→ **TASK DETAILS**:
Don't copy the pictures; return every other part of the records exactly.
═══
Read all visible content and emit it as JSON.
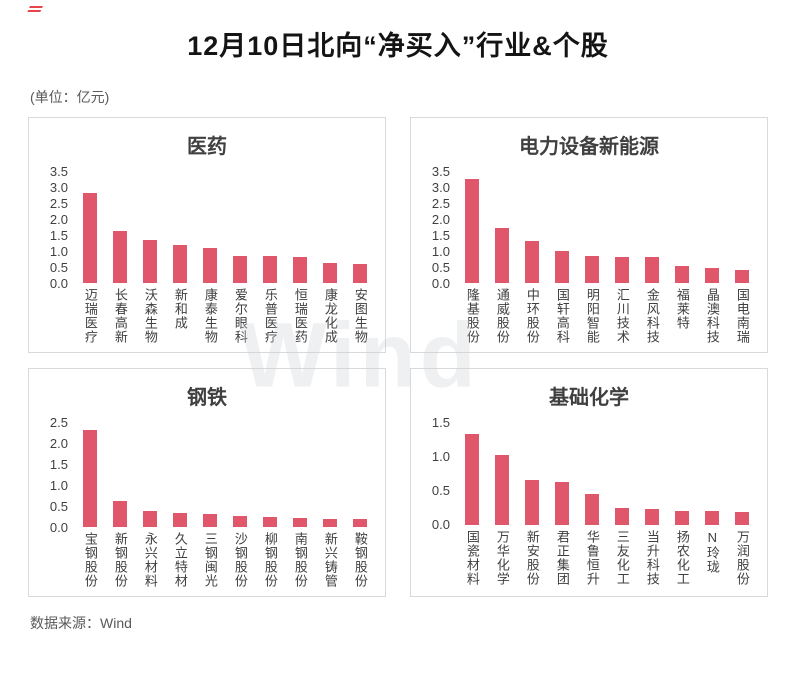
{
  "page": {
    "title": "12月10日北向“净买入”行业&个股",
    "unit_label": "(单位：亿元)",
    "source": "数据来源：Wind",
    "watermark": "Wind"
  },
  "colors": {
    "bar": "#e0566b",
    "accent_red": "#e0262d"
  },
  "chart_data": [
    {
      "type": "bar",
      "title": "医药",
      "categories": [
        "迈瑞医疗",
        "长春高新",
        "沃森生物",
        "新和成",
        "康泰生物",
        "爱尔眼科",
        "乐普医疗",
        "恒瑞医药",
        "康龙化成",
        "安图生物"
      ],
      "values": [
        2.82,
        1.62,
        1.35,
        1.2,
        1.1,
        0.85,
        0.85,
        0.8,
        0.62,
        0.6
      ],
      "ylim": [
        0,
        3.5
      ],
      "yticks": [
        0.0,
        0.5,
        1.0,
        1.5,
        2.0,
        2.5,
        3.0,
        3.5
      ],
      "xlabel": "",
      "ylabel": "",
      "grid": false,
      "legend": "none"
    },
    {
      "type": "bar",
      "title": "电力设备新能源",
      "categories": [
        "隆基股份",
        "通威股份",
        "中环股份",
        "国轩高科",
        "明阳智能",
        "汇川技术",
        "金风科技",
        "福莱特",
        "晶澳科技",
        "国电南瑞"
      ],
      "values": [
        3.25,
        1.72,
        1.3,
        1.0,
        0.85,
        0.8,
        0.8,
        0.53,
        0.47,
        0.4
      ],
      "ylim": [
        0,
        3.5
      ],
      "yticks": [
        0.0,
        0.5,
        1.0,
        1.5,
        2.0,
        2.5,
        3.0,
        3.5
      ],
      "xlabel": "",
      "ylabel": "",
      "grid": false,
      "legend": "none"
    },
    {
      "type": "bar",
      "title": "钢铁",
      "categories": [
        "宝钢股份",
        "新钢股份",
        "永兴材料",
        "久立特材",
        "三钢闽光",
        "沙钢股份",
        "柳钢股份",
        "南钢股份",
        "新兴铸管",
        "鞍钢股份"
      ],
      "values": [
        2.3,
        0.62,
        0.38,
        0.33,
        0.3,
        0.27,
        0.23,
        0.21,
        0.19,
        0.18
      ],
      "ylim": [
        0,
        2.5
      ],
      "yticks": [
        0.0,
        0.5,
        1.0,
        1.5,
        2.0,
        2.5
      ],
      "xlabel": "",
      "ylabel": "",
      "grid": false,
      "legend": "none"
    },
    {
      "type": "bar",
      "title": "基础化学",
      "categories": [
        "国瓷材料",
        "万华化学",
        "新安股份",
        "君正集团",
        "华鲁恒升",
        "三友化工",
        "当升科技",
        "扬农化工",
        "N玲珑",
        "万润股份"
      ],
      "values": [
        1.33,
        1.02,
        0.65,
        0.62,
        0.45,
        0.25,
        0.23,
        0.2,
        0.2,
        0.19
      ],
      "ylim": [
        0,
        1.5
      ],
      "yticks": [
        0.0,
        0.5,
        1.0,
        1.5
      ],
      "xlabel": "",
      "ylabel": "",
      "grid": false,
      "legend": "none"
    }
  ]
}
═══
→ **WORKED SOLUTION**:
Read all visible content and emit it as JSON.
{
  "page": {
    "title": "12月10日北向“净买入”行业&个股",
    "unit_label": "(单位：亿元)",
    "source": "数据来源：Wind",
    "watermark": "Wind"
  },
  "colors": {
    "bar": "#e0566b",
    "accent_red": "#e0262d"
  },
  "chart_data": [
    {
      "type": "bar",
      "title": "医药",
      "categories": [
        "迈瑞医疗",
        "长春高新",
        "沃森生物",
        "新和成",
        "康泰生物",
        "爱尔眼科",
        "乐普医疗",
        "恒瑞医药",
        "康龙化成",
        "安图生物"
      ],
      "values": [
        2.82,
        1.62,
        1.35,
        1.2,
        1.1,
        0.85,
        0.85,
        0.8,
        0.62,
        0.6
      ],
      "ylim": [
        0,
        3.5
      ],
      "yticks": [
        0.0,
        0.5,
        1.0,
        1.5,
        2.0,
        2.5,
        3.0,
        3.5
      ],
      "xlabel": "",
      "ylabel": "",
      "grid": false,
      "legend": "none"
    },
    {
      "type": "bar",
      "title": "电力设备新能源",
      "categories": [
        "隆基股份",
        "通威股份",
        "中环股份",
        "国轩高科",
        "明阳智能",
        "汇川技术",
        "金风科技",
        "福莱特",
        "晶澳科技",
        "国电南瑞"
      ],
      "values": [
        3.25,
        1.72,
        1.3,
        1.0,
        0.85,
        0.8,
        0.8,
        0.53,
        0.47,
        0.4
      ],
      "ylim": [
        0,
        3.5
      ],
      "yticks": [
        0.0,
        0.5,
        1.0,
        1.5,
        2.0,
        2.5,
        3.0,
        3.5
      ],
      "xlabel": "",
      "ylabel": "",
      "grid": false,
      "legend": "none"
    },
    {
      "type": "bar",
      "title": "钢铁",
      "categories": [
        "宝钢股份",
        "新钢股份",
        "永兴材料",
        "久立特材",
        "三钢闽光",
        "沙钢股份",
        "柳钢股份",
        "南钢股份",
        "新兴铸管",
        "鞍钢股份"
      ],
      "values": [
        2.3,
        0.62,
        0.38,
        0.33,
        0.3,
        0.27,
        0.23,
        0.21,
        0.19,
        0.18
      ],
      "ylim": [
        0,
        2.5
      ],
      "yticks": [
        0.0,
        0.5,
        1.0,
        1.5,
        2.0,
        2.5
      ],
      "xlabel": "",
      "ylabel": "",
      "grid": false,
      "legend": "none"
    },
    {
      "type": "bar",
      "title": "基础化学",
      "categories": [
        "国瓷材料",
        "万华化学",
        "新安股份",
        "君正集团",
        "华鲁恒升",
        "三友化工",
        "当升科技",
        "扬农化工",
        "N玲珑",
        "万润股份"
      ],
      "values": [
        1.33,
        1.02,
        0.65,
        0.62,
        0.45,
        0.25,
        0.23,
        0.2,
        0.2,
        0.19
      ],
      "ylim": [
        0,
        1.5
      ],
      "yticks": [
        0.0,
        0.5,
        1.0,
        1.5
      ],
      "xlabel": "",
      "ylabel": "",
      "grid": false,
      "legend": "none"
    }
  ]
}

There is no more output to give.